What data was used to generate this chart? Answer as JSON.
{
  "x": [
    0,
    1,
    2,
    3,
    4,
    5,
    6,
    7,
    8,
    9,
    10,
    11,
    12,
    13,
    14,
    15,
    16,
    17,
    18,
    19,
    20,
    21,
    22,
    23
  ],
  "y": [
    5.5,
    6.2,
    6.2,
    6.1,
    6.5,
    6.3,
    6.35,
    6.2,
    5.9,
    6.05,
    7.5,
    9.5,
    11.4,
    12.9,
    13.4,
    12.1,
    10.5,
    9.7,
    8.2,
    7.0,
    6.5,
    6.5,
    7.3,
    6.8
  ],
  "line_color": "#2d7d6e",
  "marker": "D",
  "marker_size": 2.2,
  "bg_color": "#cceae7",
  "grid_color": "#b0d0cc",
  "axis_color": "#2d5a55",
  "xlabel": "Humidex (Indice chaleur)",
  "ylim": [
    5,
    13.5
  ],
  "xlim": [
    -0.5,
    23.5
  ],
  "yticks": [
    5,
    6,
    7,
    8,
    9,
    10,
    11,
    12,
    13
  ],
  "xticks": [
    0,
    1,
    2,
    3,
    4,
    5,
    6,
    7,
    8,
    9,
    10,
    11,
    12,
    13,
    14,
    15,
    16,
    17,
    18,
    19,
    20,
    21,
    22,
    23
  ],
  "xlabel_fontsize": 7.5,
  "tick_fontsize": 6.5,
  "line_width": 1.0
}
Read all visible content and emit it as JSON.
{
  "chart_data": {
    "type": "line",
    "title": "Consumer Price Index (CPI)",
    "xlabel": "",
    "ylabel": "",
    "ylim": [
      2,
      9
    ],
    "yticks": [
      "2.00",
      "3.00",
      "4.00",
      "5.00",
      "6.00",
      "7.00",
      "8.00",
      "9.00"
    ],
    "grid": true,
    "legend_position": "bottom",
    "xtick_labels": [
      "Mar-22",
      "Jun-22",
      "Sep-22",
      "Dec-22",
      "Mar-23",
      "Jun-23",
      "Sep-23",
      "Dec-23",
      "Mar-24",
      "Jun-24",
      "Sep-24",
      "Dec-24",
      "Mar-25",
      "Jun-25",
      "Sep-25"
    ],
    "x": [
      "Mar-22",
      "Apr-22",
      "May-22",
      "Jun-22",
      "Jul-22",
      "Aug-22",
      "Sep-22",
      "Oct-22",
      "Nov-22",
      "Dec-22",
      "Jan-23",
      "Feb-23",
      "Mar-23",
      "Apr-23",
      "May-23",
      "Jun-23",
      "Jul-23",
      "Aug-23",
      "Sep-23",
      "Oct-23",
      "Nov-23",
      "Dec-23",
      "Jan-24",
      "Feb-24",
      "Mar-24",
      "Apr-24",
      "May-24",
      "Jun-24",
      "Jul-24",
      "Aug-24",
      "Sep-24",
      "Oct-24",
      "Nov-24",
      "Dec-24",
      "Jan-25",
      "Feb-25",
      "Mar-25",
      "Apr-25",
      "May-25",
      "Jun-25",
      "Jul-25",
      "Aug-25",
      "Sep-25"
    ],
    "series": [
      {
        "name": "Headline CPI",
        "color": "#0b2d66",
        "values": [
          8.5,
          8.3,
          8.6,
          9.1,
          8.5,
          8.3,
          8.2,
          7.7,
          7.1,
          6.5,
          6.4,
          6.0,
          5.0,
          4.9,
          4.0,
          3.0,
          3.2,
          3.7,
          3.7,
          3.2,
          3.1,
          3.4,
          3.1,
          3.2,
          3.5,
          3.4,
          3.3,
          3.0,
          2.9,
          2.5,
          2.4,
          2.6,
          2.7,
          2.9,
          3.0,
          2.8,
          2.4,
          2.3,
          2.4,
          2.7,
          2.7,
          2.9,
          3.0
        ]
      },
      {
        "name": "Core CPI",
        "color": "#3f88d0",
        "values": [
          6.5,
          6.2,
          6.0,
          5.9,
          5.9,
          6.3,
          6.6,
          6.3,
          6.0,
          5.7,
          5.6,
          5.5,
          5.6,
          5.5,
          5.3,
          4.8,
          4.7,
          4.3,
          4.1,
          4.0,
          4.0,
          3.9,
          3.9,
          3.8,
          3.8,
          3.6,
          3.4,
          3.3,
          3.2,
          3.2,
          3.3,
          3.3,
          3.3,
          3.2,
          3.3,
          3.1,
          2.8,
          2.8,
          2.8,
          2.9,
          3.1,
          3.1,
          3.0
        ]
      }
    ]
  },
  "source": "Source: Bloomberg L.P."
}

=====

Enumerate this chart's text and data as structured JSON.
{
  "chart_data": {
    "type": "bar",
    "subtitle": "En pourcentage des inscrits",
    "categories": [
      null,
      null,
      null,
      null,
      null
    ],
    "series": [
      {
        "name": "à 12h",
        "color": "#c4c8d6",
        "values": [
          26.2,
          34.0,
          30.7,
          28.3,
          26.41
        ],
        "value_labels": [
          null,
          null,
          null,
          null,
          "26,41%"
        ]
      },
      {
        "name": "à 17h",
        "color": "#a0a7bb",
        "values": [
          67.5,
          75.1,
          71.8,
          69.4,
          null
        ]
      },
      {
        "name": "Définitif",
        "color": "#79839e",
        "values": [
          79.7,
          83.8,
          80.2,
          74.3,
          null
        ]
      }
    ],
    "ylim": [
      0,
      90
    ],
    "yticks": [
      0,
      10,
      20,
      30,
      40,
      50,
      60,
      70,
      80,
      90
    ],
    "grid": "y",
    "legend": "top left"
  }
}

=====

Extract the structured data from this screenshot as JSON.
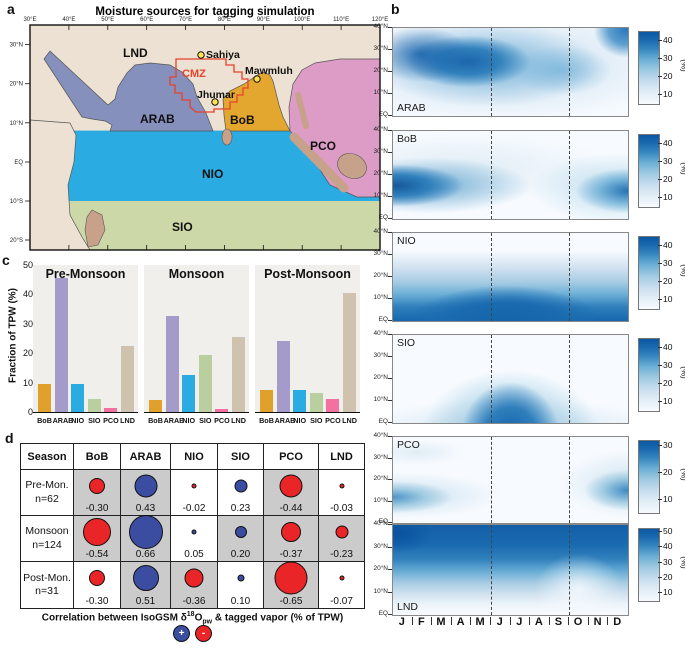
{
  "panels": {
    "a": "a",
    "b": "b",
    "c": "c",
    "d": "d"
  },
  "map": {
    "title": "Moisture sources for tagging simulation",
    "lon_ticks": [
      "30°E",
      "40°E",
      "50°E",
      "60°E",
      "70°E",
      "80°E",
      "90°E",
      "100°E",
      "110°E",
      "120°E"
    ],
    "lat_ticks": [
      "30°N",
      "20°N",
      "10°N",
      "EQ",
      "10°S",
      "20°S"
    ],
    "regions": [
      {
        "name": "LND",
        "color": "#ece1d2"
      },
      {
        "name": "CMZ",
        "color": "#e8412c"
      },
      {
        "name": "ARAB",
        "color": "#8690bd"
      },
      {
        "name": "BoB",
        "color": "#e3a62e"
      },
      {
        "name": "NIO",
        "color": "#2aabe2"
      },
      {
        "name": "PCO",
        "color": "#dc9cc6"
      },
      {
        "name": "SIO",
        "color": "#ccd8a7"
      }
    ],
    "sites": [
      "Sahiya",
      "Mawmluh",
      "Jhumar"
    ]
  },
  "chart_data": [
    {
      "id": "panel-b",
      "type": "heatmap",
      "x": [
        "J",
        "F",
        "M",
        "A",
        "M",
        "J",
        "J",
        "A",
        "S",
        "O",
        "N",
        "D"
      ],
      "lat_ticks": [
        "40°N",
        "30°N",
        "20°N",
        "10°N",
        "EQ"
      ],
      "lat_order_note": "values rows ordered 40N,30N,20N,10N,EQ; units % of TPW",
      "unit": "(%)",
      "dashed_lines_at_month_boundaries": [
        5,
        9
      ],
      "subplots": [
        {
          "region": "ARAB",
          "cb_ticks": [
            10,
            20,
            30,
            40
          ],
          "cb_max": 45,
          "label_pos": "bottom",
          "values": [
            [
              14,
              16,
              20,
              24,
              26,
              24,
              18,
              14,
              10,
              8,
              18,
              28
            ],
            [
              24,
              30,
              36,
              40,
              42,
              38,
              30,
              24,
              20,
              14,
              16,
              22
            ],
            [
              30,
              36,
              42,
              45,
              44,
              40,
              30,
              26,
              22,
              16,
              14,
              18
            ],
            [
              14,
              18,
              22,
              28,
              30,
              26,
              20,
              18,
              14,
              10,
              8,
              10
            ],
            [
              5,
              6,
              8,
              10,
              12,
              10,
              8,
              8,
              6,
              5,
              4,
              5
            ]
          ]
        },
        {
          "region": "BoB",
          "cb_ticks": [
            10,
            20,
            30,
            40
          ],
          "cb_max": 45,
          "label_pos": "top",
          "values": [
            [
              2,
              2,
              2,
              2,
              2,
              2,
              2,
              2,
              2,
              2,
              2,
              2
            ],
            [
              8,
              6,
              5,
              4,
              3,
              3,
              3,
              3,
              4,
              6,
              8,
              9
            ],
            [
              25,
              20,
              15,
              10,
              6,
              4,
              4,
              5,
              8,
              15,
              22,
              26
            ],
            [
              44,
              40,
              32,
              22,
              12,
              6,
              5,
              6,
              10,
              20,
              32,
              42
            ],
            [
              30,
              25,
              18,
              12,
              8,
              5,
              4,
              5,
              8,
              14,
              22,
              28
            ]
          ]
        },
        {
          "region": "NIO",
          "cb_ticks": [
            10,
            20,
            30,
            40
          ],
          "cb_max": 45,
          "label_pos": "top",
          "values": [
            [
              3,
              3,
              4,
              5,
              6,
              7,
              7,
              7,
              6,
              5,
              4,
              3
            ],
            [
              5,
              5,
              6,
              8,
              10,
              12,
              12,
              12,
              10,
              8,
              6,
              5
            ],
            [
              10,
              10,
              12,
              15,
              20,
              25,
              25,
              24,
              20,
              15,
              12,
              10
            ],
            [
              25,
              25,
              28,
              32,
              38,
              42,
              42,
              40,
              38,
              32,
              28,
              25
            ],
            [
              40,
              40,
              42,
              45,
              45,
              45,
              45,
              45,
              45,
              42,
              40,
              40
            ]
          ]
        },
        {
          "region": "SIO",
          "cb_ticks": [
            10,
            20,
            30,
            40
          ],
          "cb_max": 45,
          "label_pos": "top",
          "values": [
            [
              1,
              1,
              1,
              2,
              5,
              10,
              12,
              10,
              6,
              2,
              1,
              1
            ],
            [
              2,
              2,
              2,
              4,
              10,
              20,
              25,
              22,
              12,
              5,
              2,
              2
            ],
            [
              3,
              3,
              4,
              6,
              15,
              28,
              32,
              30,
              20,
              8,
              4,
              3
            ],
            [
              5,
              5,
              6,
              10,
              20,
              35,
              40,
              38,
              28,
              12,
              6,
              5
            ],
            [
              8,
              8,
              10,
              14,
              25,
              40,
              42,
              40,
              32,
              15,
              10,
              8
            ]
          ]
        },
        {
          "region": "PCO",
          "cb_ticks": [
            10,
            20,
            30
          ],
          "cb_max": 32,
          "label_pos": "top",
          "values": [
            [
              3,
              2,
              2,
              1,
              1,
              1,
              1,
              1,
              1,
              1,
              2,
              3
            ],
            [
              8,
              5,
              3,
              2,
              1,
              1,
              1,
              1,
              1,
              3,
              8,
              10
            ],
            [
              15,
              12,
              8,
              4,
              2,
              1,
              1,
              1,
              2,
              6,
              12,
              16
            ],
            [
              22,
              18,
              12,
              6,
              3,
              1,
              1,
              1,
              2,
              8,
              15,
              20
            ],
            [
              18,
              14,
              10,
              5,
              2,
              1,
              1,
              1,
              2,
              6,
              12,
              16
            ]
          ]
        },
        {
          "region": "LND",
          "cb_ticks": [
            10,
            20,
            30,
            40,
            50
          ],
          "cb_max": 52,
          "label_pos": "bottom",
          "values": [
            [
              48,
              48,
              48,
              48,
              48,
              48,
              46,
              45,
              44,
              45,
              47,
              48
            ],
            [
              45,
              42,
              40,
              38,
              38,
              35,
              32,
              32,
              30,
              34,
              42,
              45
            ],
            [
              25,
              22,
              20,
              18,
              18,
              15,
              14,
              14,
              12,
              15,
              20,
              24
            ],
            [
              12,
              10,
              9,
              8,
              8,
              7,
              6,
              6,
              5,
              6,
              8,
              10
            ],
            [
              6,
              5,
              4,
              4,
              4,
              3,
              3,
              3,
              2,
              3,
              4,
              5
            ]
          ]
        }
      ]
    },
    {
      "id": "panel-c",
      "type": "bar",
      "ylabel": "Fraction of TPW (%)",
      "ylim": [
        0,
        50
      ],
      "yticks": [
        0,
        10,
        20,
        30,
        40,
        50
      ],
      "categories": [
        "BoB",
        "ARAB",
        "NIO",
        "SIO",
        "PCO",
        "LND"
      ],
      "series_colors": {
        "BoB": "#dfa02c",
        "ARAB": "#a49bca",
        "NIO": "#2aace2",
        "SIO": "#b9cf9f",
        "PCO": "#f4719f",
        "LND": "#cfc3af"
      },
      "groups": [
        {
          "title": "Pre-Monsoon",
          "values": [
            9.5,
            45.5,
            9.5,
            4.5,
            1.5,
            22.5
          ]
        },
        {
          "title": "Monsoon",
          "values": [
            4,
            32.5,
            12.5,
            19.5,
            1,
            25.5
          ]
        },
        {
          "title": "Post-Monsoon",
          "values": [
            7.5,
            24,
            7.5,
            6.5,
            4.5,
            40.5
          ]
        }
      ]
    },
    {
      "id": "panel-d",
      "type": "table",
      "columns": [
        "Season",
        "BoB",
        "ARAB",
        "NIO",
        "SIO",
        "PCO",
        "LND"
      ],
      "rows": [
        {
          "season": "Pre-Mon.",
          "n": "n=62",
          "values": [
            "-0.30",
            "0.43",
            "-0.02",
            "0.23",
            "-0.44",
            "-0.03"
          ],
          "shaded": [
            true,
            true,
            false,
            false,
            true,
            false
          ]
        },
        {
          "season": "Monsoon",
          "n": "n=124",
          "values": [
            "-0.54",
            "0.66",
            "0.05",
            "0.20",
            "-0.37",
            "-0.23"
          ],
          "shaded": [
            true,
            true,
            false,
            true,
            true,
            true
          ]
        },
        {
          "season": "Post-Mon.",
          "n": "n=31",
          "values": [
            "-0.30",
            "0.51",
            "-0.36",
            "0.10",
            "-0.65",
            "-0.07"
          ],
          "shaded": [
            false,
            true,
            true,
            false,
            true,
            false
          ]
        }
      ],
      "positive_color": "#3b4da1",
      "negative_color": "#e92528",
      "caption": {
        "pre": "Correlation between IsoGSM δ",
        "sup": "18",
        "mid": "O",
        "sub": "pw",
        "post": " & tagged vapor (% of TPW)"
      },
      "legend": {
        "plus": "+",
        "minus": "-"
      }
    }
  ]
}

=====

DIRECTION ▸
Copy out all lines above that include the string "type".

WORKED ANSWER ▸
    "type": "line",
    "type": "bar",
      "type": "heatmap",
      "type": "bar",
      "type": "table",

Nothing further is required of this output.